PASSAGE PROVIDED:
◆ ◆ ◆ ◆ ◆ ◆ ◆
Maryland Power Plants and the Environment (CEIR-18)

Appendix B – Electricity Markets and Retail Competition


Effective July 2000, the Maryland Electric Customer Choice and Competition Act of 1999 restructured the electric utility industry to allow Maryland businesses and residents to shop for power from suppliers other than their franchised electric utilities. Prior to restructuring, the local electric utility, operating as a regulated, franchised monopoly, supplied electricity to all end-use customers within its franchised service area under bundled service rates. These rates included the three principal components of electric power service: generation, transmission, and distribution. Under retail competition, electricity suppliers purchase electricity on the wholesale market for resale to electricity consumers. Consumers may choose any supplier with a license to sell electricity in Maryland. Those consumers who do not select a supplier or are unable to receive service from a competitive supplier are provided with electricity service by their regulated utility, which contracts with wholesale suppliers on behalf of its consumers, under the supervision and guidance of the PSC. This appendix provides a background on electricity markets and the influence of markets, technology, fuel, and environmental regulations on the retail prices paid by end-use consumers.

Wholesale Markets and PJM

The majority of electricity sales and purchases that occur in the wholesale market of the PJM RTO are bilateral transactions, wherein two entities negotiate a contract for the sale and purchase of electricity according to the terms established in a contract. These bilateral contracts may be the result of a competitive solicitation or a privately negotiated power purchase agreement (PPA), the details of which are typically kept confidential. Entities seeking to buy and/or sell electricity might also look to one or more of the regional markets and trading platforms. Electricity trades can be categorized according to two main classes: physical trading and financial trading. In physical trading, the electricity supply is balanced against demand and price is established at the point where the highest offer for electricity (supply) meets the lowest bid for electricity (demand) so that the load requirements are met. Physical trades can be determined in advance of trading (e.g., participation in day-ahead markets) or after trading (e.g., imbalance markets and ancillary services).

The primary purpose of financial trading is to protect against expected price volatility and to provide price discovery for purposes of evaluating future supply contracts. However, power marketers and traders can also use electricity futures contracts to obtain physical electricity at the hub. This delivery potential helps to validate the futures prices. Financial trading is conducted through a financial market or exchange such as the Intercontinental Exchange (ICE) or the New York Mercantile Exchange (NYMEX) according to the specifications determined by the commodity exchange.
◆ ◆ ◆ ◆ ◆ ◆ ◆
GIVEN RECORDS:
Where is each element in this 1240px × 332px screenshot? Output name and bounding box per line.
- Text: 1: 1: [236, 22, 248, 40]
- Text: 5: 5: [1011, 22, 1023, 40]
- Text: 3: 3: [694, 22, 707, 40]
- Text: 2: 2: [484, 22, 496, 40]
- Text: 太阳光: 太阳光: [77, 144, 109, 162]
◆ ◆ ◆ ◆ ◆ ◆ ◆
TASKS AND EXERCISES:
1. Translate this sentence from the appendix on electricity markets into Spanish: "Consumers may choose any supplier with a license to sell electricity in Maryland."
2. According to the appendix on electricity markets, what are the principal components of electric power service that bundled service rates included?

ANSWERS TO THE TASKS:
1. Los consumidores pueden elegir a cualquier proveedor que tenga licencia para vender electricidad en Maryland.

2.
- Generation
- Transmission
- Distribution